* [Instructions for the task]:
Omit the images. Copy each entry word for word.

|---|

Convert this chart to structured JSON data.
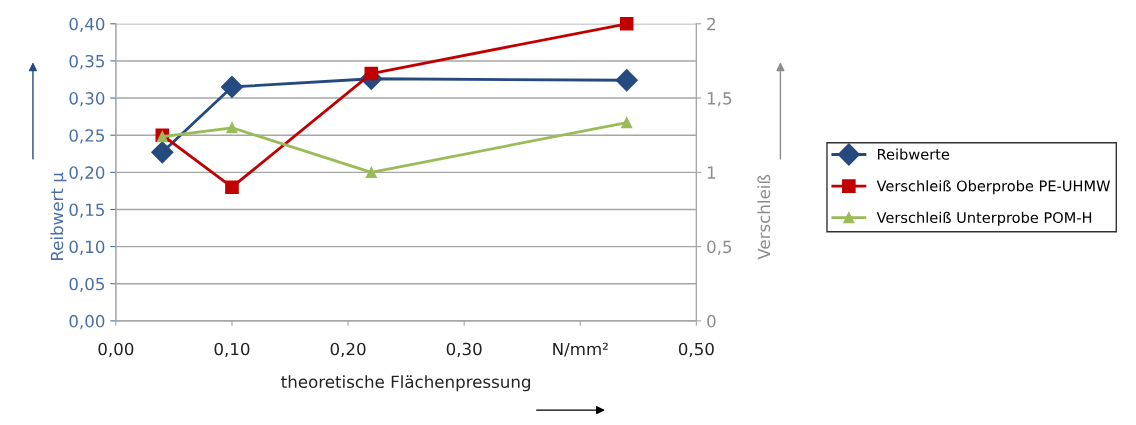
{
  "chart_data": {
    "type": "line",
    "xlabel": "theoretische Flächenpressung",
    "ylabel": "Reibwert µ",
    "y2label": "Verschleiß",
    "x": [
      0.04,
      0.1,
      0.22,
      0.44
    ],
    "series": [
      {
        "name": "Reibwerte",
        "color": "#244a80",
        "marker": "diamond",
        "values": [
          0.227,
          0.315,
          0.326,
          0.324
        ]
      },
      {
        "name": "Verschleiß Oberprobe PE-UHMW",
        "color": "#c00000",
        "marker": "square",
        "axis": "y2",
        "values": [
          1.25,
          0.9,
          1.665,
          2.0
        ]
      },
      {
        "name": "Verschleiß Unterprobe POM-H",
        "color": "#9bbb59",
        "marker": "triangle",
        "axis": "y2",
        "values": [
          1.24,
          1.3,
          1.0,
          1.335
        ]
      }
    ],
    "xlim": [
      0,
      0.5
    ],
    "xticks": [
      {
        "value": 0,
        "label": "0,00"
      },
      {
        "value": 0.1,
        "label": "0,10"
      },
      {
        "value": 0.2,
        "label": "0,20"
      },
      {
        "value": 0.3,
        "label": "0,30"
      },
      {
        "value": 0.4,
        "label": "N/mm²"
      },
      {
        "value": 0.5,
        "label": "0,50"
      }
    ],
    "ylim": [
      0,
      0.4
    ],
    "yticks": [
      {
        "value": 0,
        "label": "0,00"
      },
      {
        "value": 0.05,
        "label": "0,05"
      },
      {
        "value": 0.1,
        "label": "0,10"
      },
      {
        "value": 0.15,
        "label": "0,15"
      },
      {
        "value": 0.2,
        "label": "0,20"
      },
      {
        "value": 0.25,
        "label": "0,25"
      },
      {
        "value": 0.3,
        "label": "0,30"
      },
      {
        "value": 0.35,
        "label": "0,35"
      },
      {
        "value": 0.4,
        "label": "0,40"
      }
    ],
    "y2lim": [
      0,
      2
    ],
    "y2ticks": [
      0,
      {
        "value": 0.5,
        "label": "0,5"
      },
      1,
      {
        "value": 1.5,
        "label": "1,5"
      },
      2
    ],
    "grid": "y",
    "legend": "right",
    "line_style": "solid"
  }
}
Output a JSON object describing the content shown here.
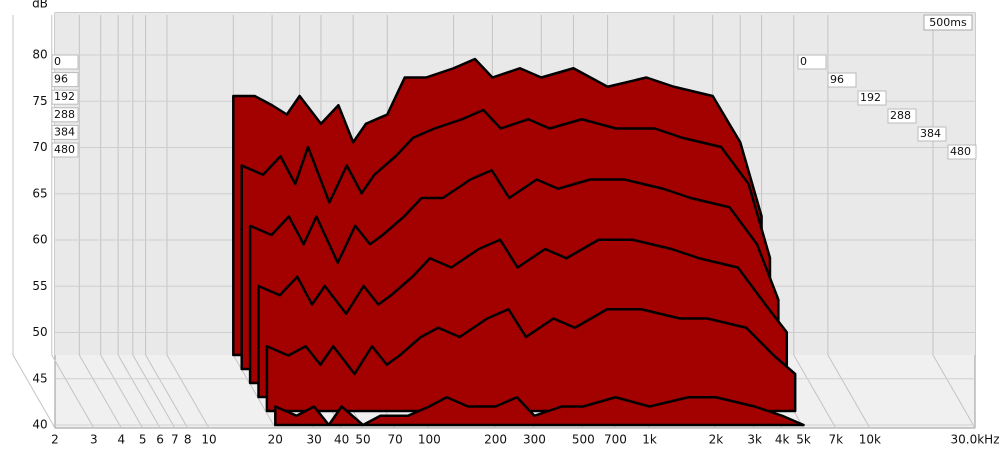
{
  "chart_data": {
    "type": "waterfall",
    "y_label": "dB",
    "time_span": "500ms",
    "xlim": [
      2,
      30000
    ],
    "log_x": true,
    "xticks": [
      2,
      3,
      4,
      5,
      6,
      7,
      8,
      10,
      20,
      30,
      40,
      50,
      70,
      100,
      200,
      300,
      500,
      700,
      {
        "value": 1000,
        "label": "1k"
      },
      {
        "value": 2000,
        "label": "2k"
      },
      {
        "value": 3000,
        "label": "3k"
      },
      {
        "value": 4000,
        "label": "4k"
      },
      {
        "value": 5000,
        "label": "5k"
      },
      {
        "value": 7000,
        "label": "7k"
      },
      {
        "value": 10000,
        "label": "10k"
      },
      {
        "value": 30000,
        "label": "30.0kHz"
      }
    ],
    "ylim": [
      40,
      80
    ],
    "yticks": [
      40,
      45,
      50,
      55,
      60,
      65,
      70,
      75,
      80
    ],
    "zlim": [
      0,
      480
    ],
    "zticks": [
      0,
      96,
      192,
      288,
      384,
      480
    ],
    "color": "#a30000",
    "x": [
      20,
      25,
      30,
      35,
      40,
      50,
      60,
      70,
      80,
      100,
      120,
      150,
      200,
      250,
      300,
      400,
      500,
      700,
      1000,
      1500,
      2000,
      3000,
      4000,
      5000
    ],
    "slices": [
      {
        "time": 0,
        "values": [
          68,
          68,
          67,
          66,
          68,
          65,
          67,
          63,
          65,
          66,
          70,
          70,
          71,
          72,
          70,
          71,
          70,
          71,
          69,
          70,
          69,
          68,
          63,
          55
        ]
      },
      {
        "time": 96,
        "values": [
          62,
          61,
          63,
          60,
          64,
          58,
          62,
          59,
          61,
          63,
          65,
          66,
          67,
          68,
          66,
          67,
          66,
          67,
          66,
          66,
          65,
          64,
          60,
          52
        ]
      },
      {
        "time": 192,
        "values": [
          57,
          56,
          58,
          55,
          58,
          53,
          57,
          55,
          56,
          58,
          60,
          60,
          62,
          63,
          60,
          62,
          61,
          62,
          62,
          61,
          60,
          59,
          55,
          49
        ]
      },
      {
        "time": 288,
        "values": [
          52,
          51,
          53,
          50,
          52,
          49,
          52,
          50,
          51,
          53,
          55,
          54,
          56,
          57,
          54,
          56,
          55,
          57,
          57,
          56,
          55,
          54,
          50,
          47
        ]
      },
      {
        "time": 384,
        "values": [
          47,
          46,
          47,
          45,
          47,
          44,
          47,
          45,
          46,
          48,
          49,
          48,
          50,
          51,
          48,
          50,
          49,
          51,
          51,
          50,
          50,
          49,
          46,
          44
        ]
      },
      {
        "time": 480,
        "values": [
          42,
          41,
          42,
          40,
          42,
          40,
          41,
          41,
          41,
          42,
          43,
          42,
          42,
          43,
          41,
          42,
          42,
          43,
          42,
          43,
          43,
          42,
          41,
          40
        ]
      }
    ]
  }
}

|---|

* [Task result]:
Convert this chart to structured JSON data.
{
  "chart_data": {
    "type": "line",
    "xlabel": "theoretische Flächenpressung",
    "ylabel": "Reibwert µ",
    "y2label": "Verschleiß",
    "x": [
      0.04,
      0.1,
      0.22,
      0.44
    ],
    "series": [
      {
        "name": "Reibwerte",
        "color": "#244a80",
        "marker": "diamond",
        "values": [
          0.227,
          0.315,
          0.326,
          0.324
        ]
      },
      {
        "name": "Verschleiß Oberprobe PE-UHMW",
        "color": "#c00000",
        "marker": "square",
        "axis": "y2",
        "values": [
          1.25,
          0.9,
          1.665,
          2.0
        ]
      },
      {
        "name": "Verschleiß Unterprobe POM-H",
        "color": "#9bbb59",
        "marker": "triangle",
        "axis": "y2",
        "values": [
          1.24,
          1.3,
          1.0,
          1.335
        ]
      }
    ],
    "xlim": [
      0,
      0.5
    ],
    "xticks": [
      {
        "value": 0,
        "label": "0,00"
      },
      {
        "value": 0.1,
        "label": "0,10"
      },
      {
        "value": 0.2,
        "label": "0,20"
      },
      {
        "value": 0.3,
        "label": "0,30"
      },
      {
        "value": 0.4,
        "label": "N/mm²"
      },
      {
        "value": 0.5,
        "label": "0,50"
      }
    ],
    "ylim": [
      0,
      0.4
    ],
    "yticks": [
      {
        "value": 0,
        "label": "0,00"
      },
      {
        "value": 0.05,
        "label": "0,05"
      },
      {
        "value": 0.1,
        "label": "0,10"
      },
      {
        "value": 0.15,
        "label": "0,15"
      },
      {
        "value": 0.2,
        "label": "0,20"
      },
      {
        "value": 0.25,
        "label": "0,25"
      },
      {
        "value": 0.3,
        "label": "0,30"
      },
      {
        "value": 0.35,
        "label": "0,35"
      },
      {
        "value": 0.4,
        "label": "0,40"
      }
    ],
    "y2lim": [
      0,
      2
    ],
    "y2ticks": [
      0,
      {
        "value": 0.5,
        "label": "0,5"
      },
      1,
      {
        "value": 1.5,
        "label": "1,5"
      },
      2
    ],
    "grid": "y",
    "legend": "right",
    "line_style": "solid"
  }
}
Output a JSON object describing the content shown here.
{
  "chart_data": {
    "type": "waterfall",
    "y_label": "dB",
    "time_span": "500ms",
    "xlim": [
      2,
      30000
    ],
    "log_x": true,
    "xticks": [
      2,
      3,
      4,
      5,
      6,
      7,
      8,
      10,
      20,
      30,
      40,
      50,
      70,
      100,
      200,
      300,
      500,
      700,
      {
        "value": 1000,
        "label": "1k"
      },
      {
        "value": 2000,
        "label": "2k"
      },
      {
        "value": 3000,
        "label": "3k"
      },
      {
        "value": 4000,
        "label": "4k"
      },
      {
        "value": 5000,
        "label": "5k"
      },
      {
        "value": 7000,
        "label": "7k"
      },
      {
        "value": 10000,
        "label": "10k"
      },
      {
        "value": 30000,
        "label": "30.0kHz"
      }
    ],
    "ylim": [
      40,
      80
    ],
    "yticks": [
      40,
      45,
      50,
      55,
      60,
      65,
      70,
      75,
      80
    ],
    "zlim": [
      0,
      480
    ],
    "zticks": [
      0,
      96,
      192,
      288,
      384,
      480
    ],
    "color": "#a30000",
    "x": [
      20,
      25,
      30,
      35,
      40,
      50,
      60,
      70,
      80,
      100,
      120,
      150,
      200,
      250,
      300,
      400,
      500,
      700,
      1000,
      1500,
      2000,
      3000,
      4000,
      5000
    ],
    "slices": [
      {
        "time": 0,
        "values": [
          68,
          68,
          67,
          66,
          68,
          65,
          67,
          63,
          65,
          66,
          70,
          70,
          71,
          72,
          70,
          71,
          70,
          71,
          69,
          70,
          69,
          68,
          63,
          55
        ]
      },
      {
        "time": 96,
        "values": [
          62,
          61,
          63,
          60,
          64,
          58,
          62,
          59,
          61,
          63,
          65,
          66,
          67,
          68,
          66,
          67,
          66,
          67,
          66,
          66,
          65,
          64,
          60,
          52
        ]
      },
      {
        "time": 192,
        "values": [
          57,
          56,
          58,
          55,
          58,
          53,
          57,
          55,
          56,
          58,
          60,
          60,
          62,
          63,
          60,
          62,
          61,
          62,
          62,
          61,
          60,
          59,
          55,
          49
        ]
      },
      {
        "time": 288,
        "values": [
          52,
          51,
          53,
          50,
          52,
          49,
          52,
          50,
          51,
          53,
          55,
          54,
          56,
          57,
          54,
          56,
          55,
          57,
          57,
          56,
          55,
          54,
          50,
          47
        ]
      },
      {
        "time": 384,
        "values": [
          47,
          46,
          47,
          45,
          47,
          44,
          47,
          45,
          46,
          48,
          49,
          48,
          50,
          51,
          48,
          50,
          49,
          51,
          51,
          50,
          50,
          49,
          46,
          44
        ]
      },
      {
        "time": 480,
        "values": [
          42,
          41,
          42,
          40,
          42,
          40,
          41,
          41,
          41,
          42,
          43,
          42,
          42,
          43,
          41,
          42,
          42,
          43,
          42,
          43,
          43,
          42,
          41,
          40
        ]
      }
    ]
  }
}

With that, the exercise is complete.